┌──

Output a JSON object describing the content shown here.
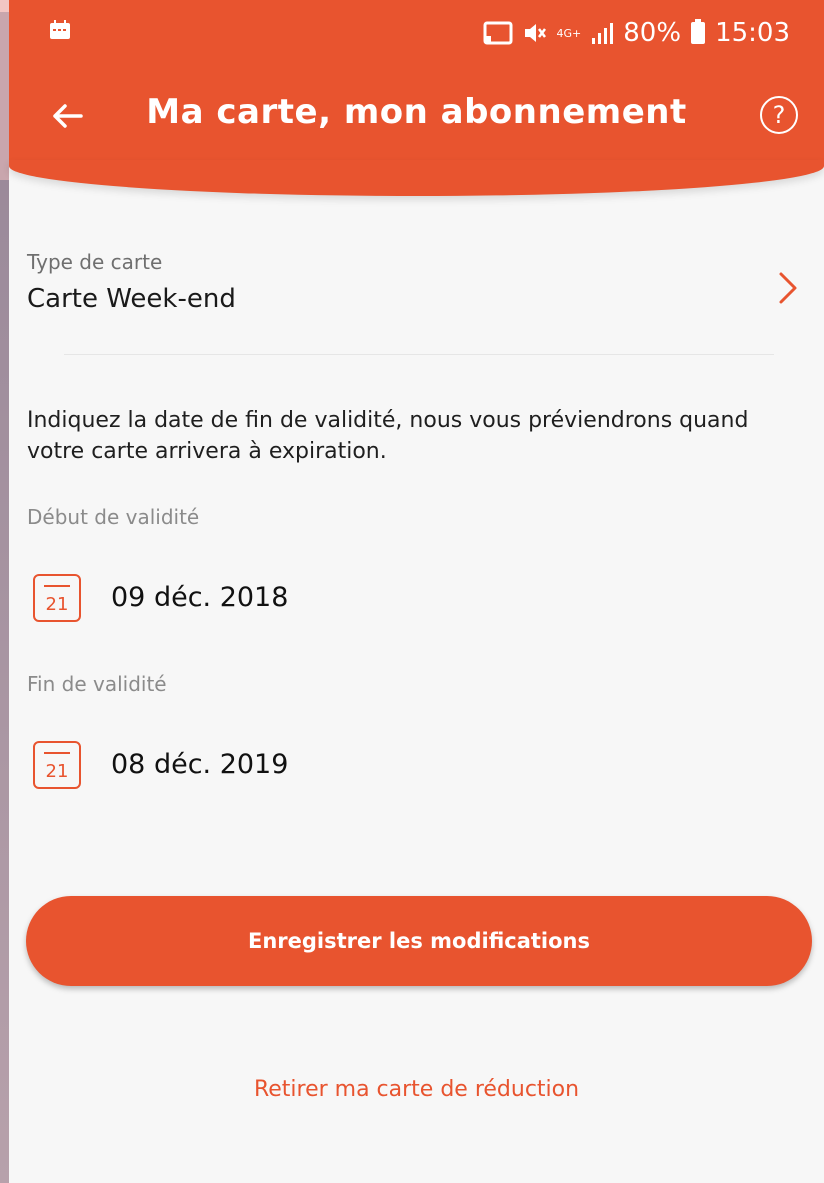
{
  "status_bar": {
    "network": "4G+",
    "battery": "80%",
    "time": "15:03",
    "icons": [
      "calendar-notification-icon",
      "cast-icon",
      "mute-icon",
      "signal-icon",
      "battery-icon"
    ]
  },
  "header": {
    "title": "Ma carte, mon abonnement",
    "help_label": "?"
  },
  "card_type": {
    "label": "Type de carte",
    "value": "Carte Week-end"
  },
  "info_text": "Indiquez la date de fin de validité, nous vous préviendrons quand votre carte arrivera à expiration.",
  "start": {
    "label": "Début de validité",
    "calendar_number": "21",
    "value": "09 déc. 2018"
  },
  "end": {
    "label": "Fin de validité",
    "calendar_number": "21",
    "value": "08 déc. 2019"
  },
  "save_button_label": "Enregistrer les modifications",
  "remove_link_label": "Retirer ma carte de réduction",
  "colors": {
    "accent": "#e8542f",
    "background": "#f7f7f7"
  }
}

└──

## Task goal
Only lines with the word "value" are wanted, so copy each one from the records.

## Problem solution
    "value": "Carte Week-end"
    "value": "09 déc. 2018"
    "value": "08 déc. 2019"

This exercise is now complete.